■ **TASK INSTRUCTIONS**:
Beneath this sentence is a set of records; write each of them out exactly.

* Begin *

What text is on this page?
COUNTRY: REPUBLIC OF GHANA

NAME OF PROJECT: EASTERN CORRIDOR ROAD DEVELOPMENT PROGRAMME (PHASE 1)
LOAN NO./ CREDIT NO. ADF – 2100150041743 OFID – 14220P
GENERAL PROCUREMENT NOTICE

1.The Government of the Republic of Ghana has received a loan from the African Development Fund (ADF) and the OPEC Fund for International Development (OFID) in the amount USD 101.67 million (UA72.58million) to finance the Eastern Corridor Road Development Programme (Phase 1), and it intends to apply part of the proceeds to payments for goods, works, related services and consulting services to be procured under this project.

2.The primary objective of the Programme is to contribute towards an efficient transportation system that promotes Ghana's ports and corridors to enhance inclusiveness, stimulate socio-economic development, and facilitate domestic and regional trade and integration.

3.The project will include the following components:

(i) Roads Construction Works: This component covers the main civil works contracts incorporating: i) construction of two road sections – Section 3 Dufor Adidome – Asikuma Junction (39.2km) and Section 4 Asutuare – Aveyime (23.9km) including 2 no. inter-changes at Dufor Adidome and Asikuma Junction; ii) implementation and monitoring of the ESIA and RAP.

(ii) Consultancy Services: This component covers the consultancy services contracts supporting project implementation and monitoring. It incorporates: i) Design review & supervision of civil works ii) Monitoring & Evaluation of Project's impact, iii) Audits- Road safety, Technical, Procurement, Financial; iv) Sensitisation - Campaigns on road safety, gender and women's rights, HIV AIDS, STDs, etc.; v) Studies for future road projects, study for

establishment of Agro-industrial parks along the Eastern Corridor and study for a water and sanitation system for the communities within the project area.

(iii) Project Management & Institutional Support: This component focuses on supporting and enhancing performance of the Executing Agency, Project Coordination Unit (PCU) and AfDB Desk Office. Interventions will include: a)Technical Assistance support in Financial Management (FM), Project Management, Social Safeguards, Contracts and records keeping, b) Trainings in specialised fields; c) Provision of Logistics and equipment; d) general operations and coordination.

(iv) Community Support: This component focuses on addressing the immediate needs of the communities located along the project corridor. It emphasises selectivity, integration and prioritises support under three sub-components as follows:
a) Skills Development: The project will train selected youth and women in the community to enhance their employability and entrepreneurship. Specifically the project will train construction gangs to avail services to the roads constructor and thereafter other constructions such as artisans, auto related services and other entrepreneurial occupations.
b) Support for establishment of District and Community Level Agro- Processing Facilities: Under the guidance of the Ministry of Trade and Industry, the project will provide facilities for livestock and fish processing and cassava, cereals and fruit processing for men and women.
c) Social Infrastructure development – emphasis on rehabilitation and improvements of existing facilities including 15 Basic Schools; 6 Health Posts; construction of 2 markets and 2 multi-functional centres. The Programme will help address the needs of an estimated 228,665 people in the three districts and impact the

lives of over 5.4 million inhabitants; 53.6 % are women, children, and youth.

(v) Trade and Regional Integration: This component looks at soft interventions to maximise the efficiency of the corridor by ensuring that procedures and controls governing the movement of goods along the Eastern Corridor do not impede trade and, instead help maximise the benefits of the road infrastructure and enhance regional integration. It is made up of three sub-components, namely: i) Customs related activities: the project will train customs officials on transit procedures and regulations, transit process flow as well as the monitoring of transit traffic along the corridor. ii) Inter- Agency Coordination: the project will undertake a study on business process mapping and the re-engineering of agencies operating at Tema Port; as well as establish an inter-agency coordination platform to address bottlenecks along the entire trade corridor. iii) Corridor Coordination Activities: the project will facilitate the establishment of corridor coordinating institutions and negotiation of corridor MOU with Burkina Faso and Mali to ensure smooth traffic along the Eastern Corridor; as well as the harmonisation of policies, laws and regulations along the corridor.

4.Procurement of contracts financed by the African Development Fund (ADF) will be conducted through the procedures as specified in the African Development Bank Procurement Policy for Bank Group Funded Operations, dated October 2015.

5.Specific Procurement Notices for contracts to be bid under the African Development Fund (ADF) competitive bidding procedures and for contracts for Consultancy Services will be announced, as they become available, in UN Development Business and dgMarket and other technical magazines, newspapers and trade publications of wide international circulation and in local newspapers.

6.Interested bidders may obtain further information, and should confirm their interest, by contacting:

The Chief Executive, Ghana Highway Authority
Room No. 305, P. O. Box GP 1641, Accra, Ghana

* End *

■ **RESPONSE**:
What text is on this page?
COUNTRY: REPUBLIC OF GHANA

NAME OF PROJECT: EASTERN CORRIDOR ROAD DEVELOPMENT PROGRAMME (PHASE 1)
LOAN NO./ CREDIT NO. ADF – 2100150041743 OFID – 14220P
GENERAL PROCUREMENT NOTICE

1.The Government of the Republic of Ghana has received a loan from the African Development Fund (ADF) and the OPEC Fund for International Development (OFID) in the amount USD 101.67 million (UA72.58million) to finance the Eastern Corridor Road Development Programme (Phase 1), and it intends to apply part of the proceeds to payments for goods, works, related services and consulting services to be procured under this project.

2.The primary objective of the Programme is to contribute towards an efficient transportation system that promotes Ghana's ports and corridors to enhance inclusiveness, stimulate socio-economic development, and facilitate domestic and regional trade and integration.

3.The project will include the following components:

(i) Roads Construction Works: This component covers the main civil works contracts incorporating: i) construction of two road sections – Section 3 Dufor Adidome – Asikuma Junction (39.2km) and Section 4 Asutuare – Aveyime (23.9km) including 2 no. inter-changes at Dufor Adidome and Asikuma Junction; ii) implementation and monitoring of the ESIA and RAP.

(ii) Consultancy Services: This component covers the consultancy services contracts supporting project implementation and monitoring. It incorporates: i) Design review & supervision of civil works ii) Monitoring & Evaluation of Project's impact, iii) Audits- Road safety, Technical, Procurement, Financial; iv) Sensitisation - Campaigns on road safety, gender and women's rights, HIV AIDS, STDs, etc.; v) Studies for future road projects, study for

establishment of Agro-industrial parks along the Eastern Corridor and study for a water and sanitation system for the communities within the project area.

(iii) Project Management & Institutional Support: This component focuses on supporting and enhancing performance of the Executing Agency, Project Coordination Unit (PCU) and AfDB Desk Office. Interventions will include: a)Technical Assistance support in Financial Management (FM), Project Management, Social Safeguards, Contracts and records keeping, b) Trainings in specialised fields; c) Provision of Logistics and equipment; d) general operations and coordination.

(iv) Community Support: This component focuses on addressing the immediate needs of the communities located along the project corridor. It emphasises selectivity, integration and prioritises support under three sub-components as follows:
a) Skills Development: The project will train selected youth and women in the community to enhance their employability and entrepreneurship. Specifically the project will train construction gangs to avail services to the roads constructor and thereafter other constructions such as artisans, auto related services and other entrepreneurial occupations.
b) Support for establishment of District and Community Level Agro- Processing Facilities: Under the guidance of the Ministry of Trade and Industry, the project will provide facilities for livestock and fish processing and cassava, cereals and fruit processing for men and women.
c) Social Infrastructure development – emphasis on rehabilitation and improvements of existing facilities including 15 Basic Schools; 6 Health Posts; construction of 2 markets and 2 multi-functional centres. The Programme will help address the needs of an estimated 228,665 people in the three districts and impact the

lives of over 5.4 million inhabitants; 53.6 % are women, children, and youth.

(v) Trade and Regional Integration: This component looks at soft interventions to maximise the efficiency of the corridor by ensuring that procedures and controls governing the movement of goods along the Eastern Corridor do not impede trade and, instead help maximise the benefits of the road infrastructure and enhance regional integration. It is made up of three sub-components, namely: i) Customs related activities: the project will train customs officials on transit procedures and regulations, transit process flow as well as the monitoring of transit traffic along the corridor. ii) Inter- Agency Coordination: the project will undertake a study on business process mapping and the re-engineering of agencies operating at Tema Port; as well as establish an inter-agency coordination platform to address bottlenecks along the entire trade corridor. iii) Corridor Coordination Activities: the project will facilitate the establishment of corridor coordinating institutions and negotiation of corridor MOU with Burkina Faso and Mali to ensure smooth traffic along the Eastern Corridor; as well as the harmonisation of policies, laws and regulations along the corridor.

4.Procurement of contracts financed by the African Development Fund (ADF) will be conducted through the procedures as specified in the African Development Bank Procurement Policy for Bank Group Funded Operations, dated October 2015.

5.Specific Procurement Notices for contracts to be bid under the African Development Fund (ADF) competitive bidding procedures and for contracts for Consultancy Services will be announced, as they become available, in UN Development Business and dgMarket and other technical magazines, newspapers and trade publications of wide international circulation and in local newspapers.

6.Interested bidders may obtain further information, and should confirm their interest, by contacting:

The Chief Executive, Ghana Highway Authority
Room No. 305, P. O. Box GP 1641, Accra, Ghana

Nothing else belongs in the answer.